Brief:
Repeat the records below exactly.
* * * * * * *
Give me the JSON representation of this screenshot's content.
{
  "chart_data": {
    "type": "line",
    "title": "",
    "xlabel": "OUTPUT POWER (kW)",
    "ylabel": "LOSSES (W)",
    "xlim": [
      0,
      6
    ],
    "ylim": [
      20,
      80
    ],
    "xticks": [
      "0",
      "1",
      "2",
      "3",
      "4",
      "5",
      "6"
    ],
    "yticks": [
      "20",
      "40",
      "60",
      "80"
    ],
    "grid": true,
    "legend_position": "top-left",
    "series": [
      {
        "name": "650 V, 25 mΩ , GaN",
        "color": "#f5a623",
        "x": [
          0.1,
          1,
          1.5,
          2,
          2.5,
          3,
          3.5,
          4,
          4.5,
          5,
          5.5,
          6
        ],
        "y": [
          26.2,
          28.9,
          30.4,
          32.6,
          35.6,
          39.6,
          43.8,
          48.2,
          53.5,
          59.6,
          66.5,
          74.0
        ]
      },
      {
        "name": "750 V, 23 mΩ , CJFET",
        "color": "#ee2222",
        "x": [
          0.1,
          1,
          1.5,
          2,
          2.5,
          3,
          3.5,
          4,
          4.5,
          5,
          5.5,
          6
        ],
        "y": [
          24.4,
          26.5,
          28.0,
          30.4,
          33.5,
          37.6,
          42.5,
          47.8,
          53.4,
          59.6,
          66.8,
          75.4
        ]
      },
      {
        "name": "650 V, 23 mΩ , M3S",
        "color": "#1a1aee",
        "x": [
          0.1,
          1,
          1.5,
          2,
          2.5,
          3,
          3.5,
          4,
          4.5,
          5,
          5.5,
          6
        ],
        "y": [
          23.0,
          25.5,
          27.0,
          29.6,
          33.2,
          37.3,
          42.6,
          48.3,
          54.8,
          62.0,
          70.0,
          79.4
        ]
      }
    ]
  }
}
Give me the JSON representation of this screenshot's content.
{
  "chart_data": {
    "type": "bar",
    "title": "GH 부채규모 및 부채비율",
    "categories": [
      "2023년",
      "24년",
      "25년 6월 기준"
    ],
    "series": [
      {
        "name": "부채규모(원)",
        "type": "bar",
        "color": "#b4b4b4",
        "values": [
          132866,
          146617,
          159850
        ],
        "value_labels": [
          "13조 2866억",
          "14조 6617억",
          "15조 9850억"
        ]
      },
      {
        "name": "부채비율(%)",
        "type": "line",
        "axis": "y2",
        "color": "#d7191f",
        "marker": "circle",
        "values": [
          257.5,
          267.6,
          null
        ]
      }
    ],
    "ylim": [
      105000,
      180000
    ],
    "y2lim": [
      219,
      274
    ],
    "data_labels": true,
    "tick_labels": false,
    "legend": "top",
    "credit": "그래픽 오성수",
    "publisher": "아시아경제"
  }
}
* * * * * * *
Result of the task:
Give me the JSON representation of this screenshot's content.
{
  "chart_data": {
    "type": "line",
    "title": "",
    "xlabel": "OUTPUT POWER (kW)",
    "ylabel": "LOSSES (W)",
    "xlim": [
      0,
      6
    ],
    "ylim": [
      20,
      80
    ],
    "xticks": [
      "0",
      "1",
      "2",
      "3",
      "4",
      "5",
      "6"
    ],
    "yticks": [
      "20",
      "40",
      "60",
      "80"
    ],
    "grid": true,
    "legend_position": "top-left",
    "series": [
      {
        "name": "650 V, 25 mΩ , GaN",
        "color": "#f5a623",
        "x": [
          0.1,
          1,
          1.5,
          2,
          2.5,
          3,
          3.5,
          4,
          4.5,
          5,
          5.5,
          6
        ],
        "y": [
          26.2,
          28.9,
          30.4,
          32.6,
          35.6,
          39.6,
          43.8,
          48.2,
          53.5,
          59.6,
          66.5,
          74.0
        ]
      },
      {
        "name": "750 V, 23 mΩ , CJFET",
        "color": "#ee2222",
        "x": [
          0.1,
          1,
          1.5,
          2,
          2.5,
          3,
          3.5,
          4,
          4.5,
          5,
          5.5,
          6
        ],
        "y": [
          24.4,
          26.5,
          28.0,
          30.4,
          33.5,
          37.6,
          42.5,
          47.8,
          53.4,
          59.6,
          66.8,
          75.4
        ]
      },
      {
        "name": "650 V, 23 mΩ , M3S",
        "color": "#1a1aee",
        "x": [
          0.1,
          1,
          1.5,
          2,
          2.5,
          3,
          3.5,
          4,
          4.5,
          5,
          5.5,
          6
        ],
        "y": [
          23.0,
          25.5,
          27.0,
          29.6,
          33.2,
          37.3,
          42.6,
          48.3,
          54.8,
          62.0,
          70.0,
          79.4
        ]
      }
    ]
  }
}
Give me the JSON representation of this screenshot's content.
{
  "chart_data": {
    "type": "bar",
    "title": "GH 부채규모 및 부채비율",
    "categories": [
      "2023년",
      "24년",
      "25년 6월 기준"
    ],
    "series": [
      {
        "name": "부채규모(원)",
        "type": "bar",
        "color": "#b4b4b4",
        "values": [
          132866,
          146617,
          159850
        ],
        "value_labels": [
          "13조 2866억",
          "14조 6617억",
          "15조 9850억"
        ]
      },
      {
        "name": "부채비율(%)",
        "type": "line",
        "axis": "y2",
        "color": "#d7191f",
        "marker": "circle",
        "values": [
          257.5,
          267.6,
          null
        ]
      }
    ],
    "ylim": [
      105000,
      180000
    ],
    "y2lim": [
      219,
      274
    ],
    "data_labels": true,
    "tick_labels": false,
    "legend": "top",
    "credit": "그래픽 오성수",
    "publisher": "아시아경제"
  }
}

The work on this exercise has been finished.